What you are asked to do -
Output the material exactly, but drop every image it holds.

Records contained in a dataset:
______________________________

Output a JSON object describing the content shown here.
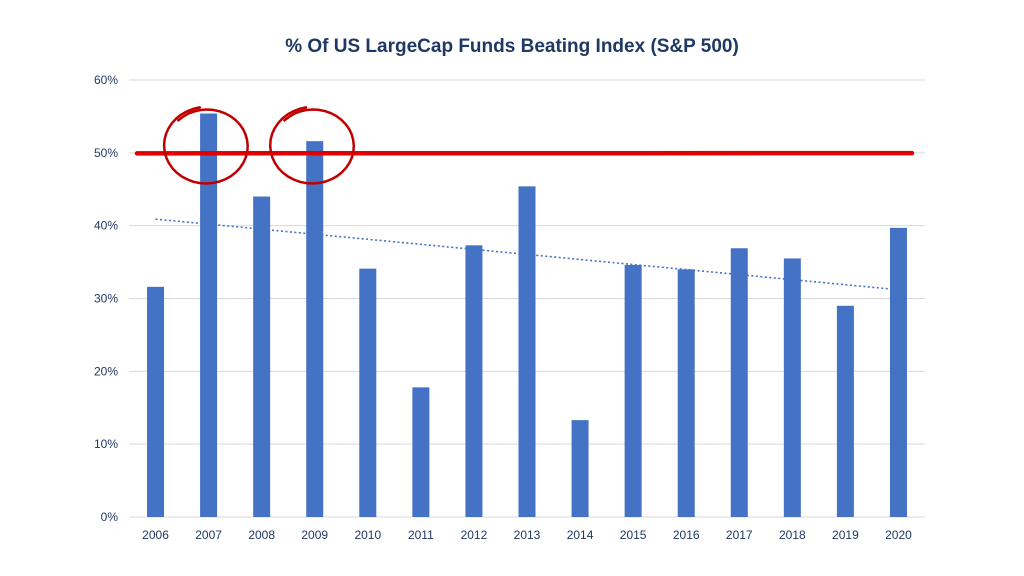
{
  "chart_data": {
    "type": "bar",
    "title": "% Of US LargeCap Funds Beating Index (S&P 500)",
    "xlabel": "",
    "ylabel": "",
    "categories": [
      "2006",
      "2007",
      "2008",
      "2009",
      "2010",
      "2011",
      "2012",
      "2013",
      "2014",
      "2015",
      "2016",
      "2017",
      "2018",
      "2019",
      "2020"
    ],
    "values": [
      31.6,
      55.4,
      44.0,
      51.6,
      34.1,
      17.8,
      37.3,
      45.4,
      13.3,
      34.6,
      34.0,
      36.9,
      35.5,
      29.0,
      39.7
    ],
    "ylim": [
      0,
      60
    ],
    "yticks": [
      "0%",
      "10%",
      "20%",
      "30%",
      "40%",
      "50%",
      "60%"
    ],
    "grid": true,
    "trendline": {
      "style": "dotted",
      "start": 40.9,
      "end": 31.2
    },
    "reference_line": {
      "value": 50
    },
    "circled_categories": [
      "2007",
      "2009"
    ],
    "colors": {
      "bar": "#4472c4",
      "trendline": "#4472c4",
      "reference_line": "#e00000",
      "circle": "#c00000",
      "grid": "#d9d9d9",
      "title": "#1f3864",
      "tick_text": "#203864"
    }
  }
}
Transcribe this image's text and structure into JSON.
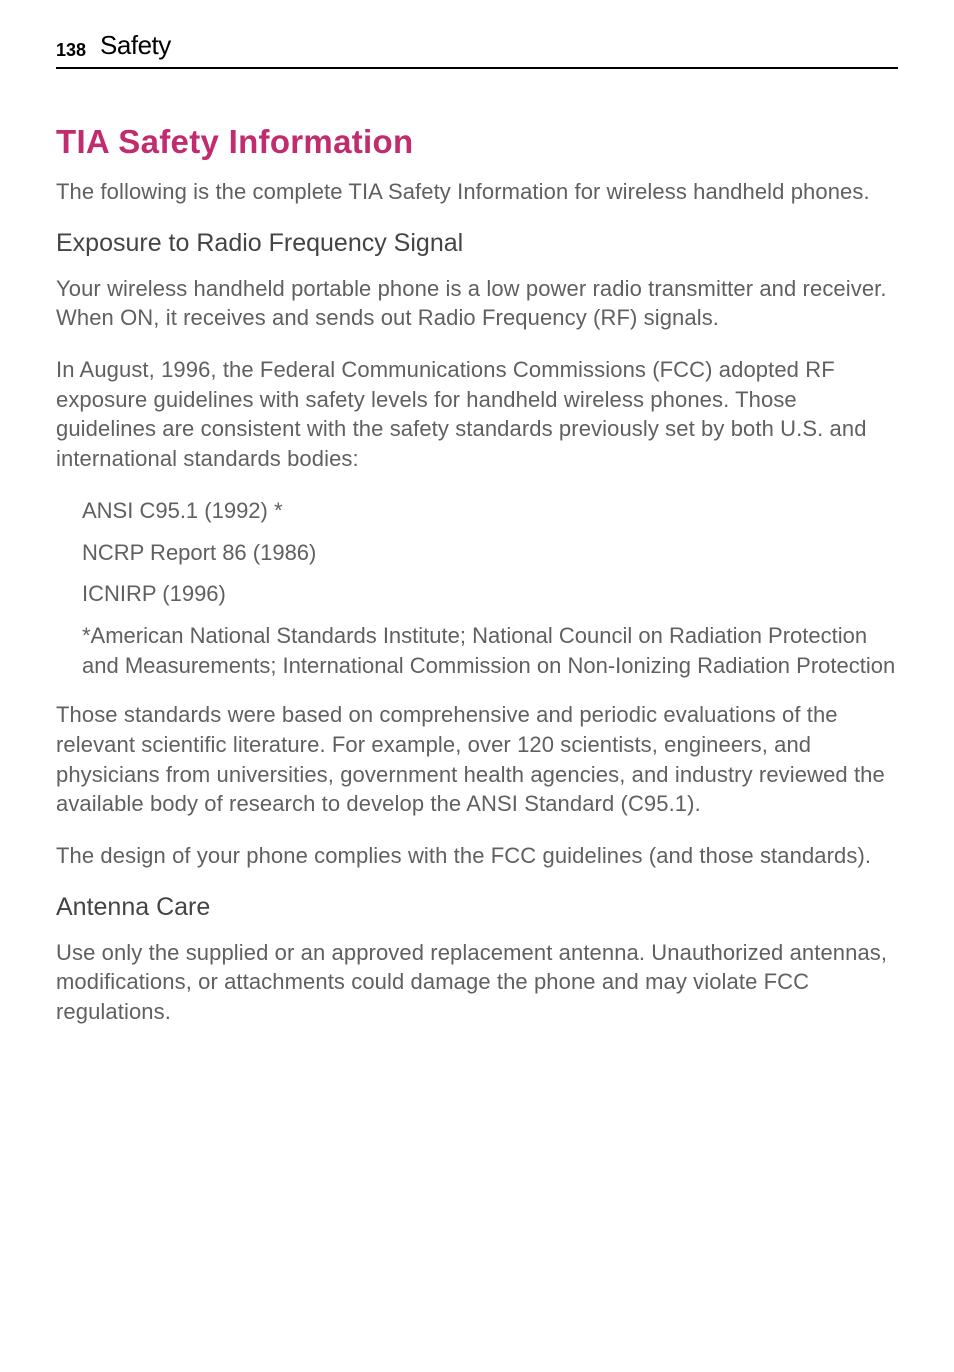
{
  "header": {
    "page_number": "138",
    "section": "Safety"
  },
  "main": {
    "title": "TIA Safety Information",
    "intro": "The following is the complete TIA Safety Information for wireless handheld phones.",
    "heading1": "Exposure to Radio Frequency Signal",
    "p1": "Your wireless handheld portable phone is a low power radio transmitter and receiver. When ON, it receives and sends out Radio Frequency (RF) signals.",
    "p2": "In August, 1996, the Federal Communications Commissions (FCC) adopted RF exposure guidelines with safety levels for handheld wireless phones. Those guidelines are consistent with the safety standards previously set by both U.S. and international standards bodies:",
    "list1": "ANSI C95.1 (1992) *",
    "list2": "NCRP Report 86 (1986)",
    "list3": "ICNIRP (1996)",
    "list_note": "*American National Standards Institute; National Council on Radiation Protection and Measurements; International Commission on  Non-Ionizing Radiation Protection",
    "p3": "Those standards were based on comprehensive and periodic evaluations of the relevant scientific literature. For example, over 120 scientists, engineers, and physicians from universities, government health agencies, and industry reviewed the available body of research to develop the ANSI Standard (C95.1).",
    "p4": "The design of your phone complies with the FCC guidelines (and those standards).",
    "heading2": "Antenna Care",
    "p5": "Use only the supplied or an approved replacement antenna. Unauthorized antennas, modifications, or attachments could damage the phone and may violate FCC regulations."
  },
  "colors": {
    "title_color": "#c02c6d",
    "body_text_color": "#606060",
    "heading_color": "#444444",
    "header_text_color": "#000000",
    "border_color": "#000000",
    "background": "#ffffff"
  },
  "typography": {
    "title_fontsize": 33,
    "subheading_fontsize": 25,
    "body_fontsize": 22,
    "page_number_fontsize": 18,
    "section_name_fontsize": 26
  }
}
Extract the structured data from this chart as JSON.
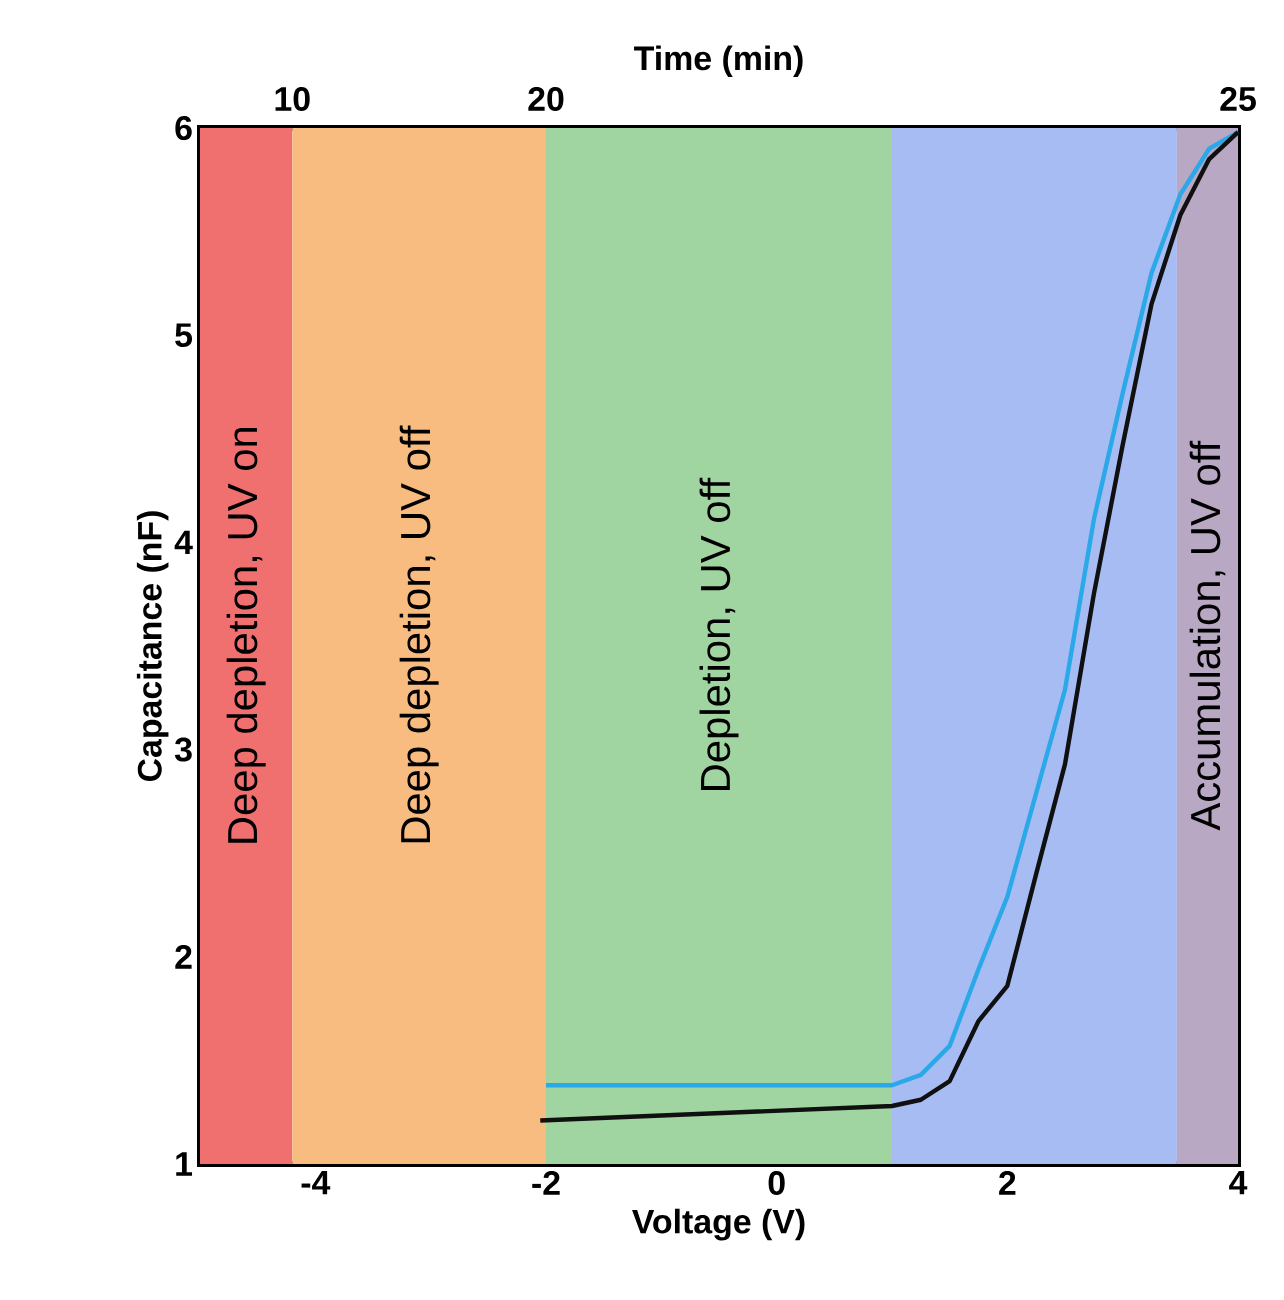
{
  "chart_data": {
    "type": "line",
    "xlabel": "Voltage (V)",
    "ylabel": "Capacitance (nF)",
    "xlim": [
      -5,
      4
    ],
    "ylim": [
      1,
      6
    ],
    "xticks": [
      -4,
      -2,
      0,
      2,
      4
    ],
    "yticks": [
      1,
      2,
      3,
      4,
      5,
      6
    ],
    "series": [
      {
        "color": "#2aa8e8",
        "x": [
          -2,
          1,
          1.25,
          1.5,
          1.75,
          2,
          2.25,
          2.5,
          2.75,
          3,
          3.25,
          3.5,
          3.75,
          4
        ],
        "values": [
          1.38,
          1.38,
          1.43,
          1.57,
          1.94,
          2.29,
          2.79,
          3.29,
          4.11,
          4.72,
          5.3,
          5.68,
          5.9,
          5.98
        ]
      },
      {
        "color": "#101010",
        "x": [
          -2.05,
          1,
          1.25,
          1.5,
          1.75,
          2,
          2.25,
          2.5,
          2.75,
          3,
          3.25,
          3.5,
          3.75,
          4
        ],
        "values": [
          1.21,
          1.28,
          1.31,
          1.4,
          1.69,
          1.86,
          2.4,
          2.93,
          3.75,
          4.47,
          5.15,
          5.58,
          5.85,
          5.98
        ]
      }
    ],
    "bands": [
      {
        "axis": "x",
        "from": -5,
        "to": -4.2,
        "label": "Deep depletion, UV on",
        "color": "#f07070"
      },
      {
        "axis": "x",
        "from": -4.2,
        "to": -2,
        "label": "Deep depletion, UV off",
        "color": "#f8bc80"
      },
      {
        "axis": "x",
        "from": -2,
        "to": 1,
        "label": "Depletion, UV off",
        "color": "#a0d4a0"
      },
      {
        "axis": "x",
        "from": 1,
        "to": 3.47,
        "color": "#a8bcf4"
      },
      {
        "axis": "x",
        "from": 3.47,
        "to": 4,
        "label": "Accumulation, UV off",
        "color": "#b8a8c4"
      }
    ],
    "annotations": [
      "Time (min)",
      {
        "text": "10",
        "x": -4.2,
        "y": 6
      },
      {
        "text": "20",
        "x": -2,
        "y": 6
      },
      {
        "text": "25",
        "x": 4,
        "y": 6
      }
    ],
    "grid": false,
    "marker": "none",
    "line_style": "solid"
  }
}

______________________________

Output below -
Output a JSON object describing the content shown here.
{
  "chart_data": {
    "type": "bar",
    "title": "% Of US LargeCap Funds Beating Index (S&P 500)",
    "xlabel": "",
    "ylabel": "",
    "categories": [
      "2006",
      "2007",
      "2008",
      "2009",
      "2010",
      "2011",
      "2012",
      "2013",
      "2014",
      "2015",
      "2016",
      "2017",
      "2018",
      "2019",
      "2020"
    ],
    "values": [
      31.6,
      55.4,
      44.0,
      51.6,
      34.1,
      17.8,
      37.3,
      45.4,
      13.3,
      34.6,
      34.0,
      36.9,
      35.5,
      29.0,
      39.7
    ],
    "ylim": [
      0,
      60
    ],
    "yticks": [
      "0%",
      "10%",
      "20%",
      "30%",
      "40%",
      "50%",
      "60%"
    ],
    "grid": true,
    "trendline": {
      "style": "dotted",
      "start": 40.9,
      "end": 31.2
    },
    "reference_line": {
      "value": 50
    },
    "circled_categories": [
      "2007",
      "2009"
    ],
    "colors": {
      "bar": "#4472c4",
      "trendline": "#4472c4",
      "reference_line": "#e00000",
      "circle": "#c00000",
      "grid": "#d9d9d9",
      "title": "#1f3864",
      "tick_text": "#203864"
    }
  }
}
Transcribe this image's text and structure into JSON.
{
  "header": {
    "page_number": "138",
    "section": "Safety"
  },
  "main": {
    "title": "TIA Safety Information",
    "intro": "The following is the complete TIA Safety Information for wireless handheld phones.",
    "heading1": "Exposure to Radio Frequency Signal",
    "p1": "Your wireless handheld portable phone is a low power radio transmitter and receiver. When ON, it receives and sends out Radio Frequency (RF) signals.",
    "p2": "In August, 1996, the Federal Communications Commissions (FCC) adopted RF exposure guidelines with safety levels for handheld wireless phones. Those guidelines are consistent with the safety standards previously set by both U.S. and international standards bodies:",
    "list1": "ANSI C95.1 (1992) *",
    "list2": "NCRP Report 86 (1986)",
    "list3": "ICNIRP (1996)",
    "list_note": "*American National Standards Institute; National Council on Radiation Protection and Measurements; International Commission on  Non-Ionizing Radiation Protection",
    "p3": "Those standards were based on comprehensive and periodic evaluations of the relevant scientific literature. For example, over 120 scientists, engineers, and physicians from universities, government health agencies, and industry reviewed the available body of research to develop the ANSI Standard (C95.1).",
    "p4": "The design of your phone complies with the FCC guidelines (and those standards).",
    "heading2": "Antenna Care",
    "p5": "Use only the supplied or an approved replacement antenna. Unauthorized antennas, modifications, or attachments could damage the phone and may violate FCC regulations."
  },
  "colors": {
    "title_color": "#c02c6d",
    "body_text_color": "#606060",
    "heading_color": "#444444",
    "header_text_color": "#000000",
    "border_color": "#000000",
    "background": "#ffffff"
  },
  "typography": {
    "title_fontsize": 33,
    "subheading_fontsize": 25,
    "body_fontsize": 22,
    "page_number_fontsize": 18,
    "section_name_fontsize": 26
  }
}
Extract the structured data from this chart as JSON.
{
  "chart_data": {
    "type": "line",
    "xlabel": "Voltage (V)",
    "ylabel": "Capacitance (nF)",
    "xlim": [
      -5,
      4
    ],
    "ylim": [
      1,
      6
    ],
    "xticks": [
      -4,
      -2,
      0,
      2,
      4
    ],
    "yticks": [
      1,
      2,
      3,
      4,
      5,
      6
    ],
    "series": [
      {
        "color": "#2aa8e8",
        "x": [
          -2,
          1,
          1.25,
          1.5,
          1.75,
          2,
          2.25,
          2.5,
          2.75,
          3,
          3.25,
          3.5,
          3.75,
          4
        ],
        "values": [
          1.38,
          1.38,
          1.43,
          1.57,
          1.94,
          2.29,
          2.79,
          3.29,
          4.11,
          4.72,
          5.3,
          5.68,
          5.9,
          5.98
        ]
      },
      {
        "color": "#101010",
        "x": [
          -2.05,
          1,
          1.25,
          1.5,
          1.75,
          2,
          2.25,
          2.5,
          2.75,
          3,
          3.25,
          3.5,
          3.75,
          4
        ],
        "values": [
          1.21,
          1.28,
          1.31,
          1.4,
          1.69,
          1.86,
          2.4,
          2.93,
          3.75,
          4.47,
          5.15,
          5.58,
          5.85,
          5.98
        ]
      }
    ],
    "bands": [
      {
        "axis": "x",
        "from": -5,
        "to": -4.2,
        "label": "Deep depletion, UV on",
        "color": "#f07070"
      },
      {
        "axis": "x",
        "from": -4.2,
        "to": -2,
        "label": "Deep depletion, UV off",
        "color": "#f8bc80"
      },
      {
        "axis": "x",
        "from": -2,
        "to": 1,
        "label": "Depletion, UV off",
        "color": "#a0d4a0"
      },
      {
        "axis": "x",
        "from": 1,
        "to": 3.47,
        "color": "#a8bcf4"
      },
      {
        "axis": "x",
        "from": 3.47,
        "to": 4,
        "label": "Accumulation, UV off",
        "color": "#b8a8c4"
      }
    ],
    "annotations": [
      "Time (min)",
      {
        "text": "10",
        "x": -4.2,
        "y": 6
      },
      {
        "text": "20",
        "x": -2,
        "y": 6
      },
      {
        "text": "25",
        "x": 4,
        "y": 6
      }
    ],
    "grid": false,
    "marker": "none",
    "line_style": "solid"
  }
}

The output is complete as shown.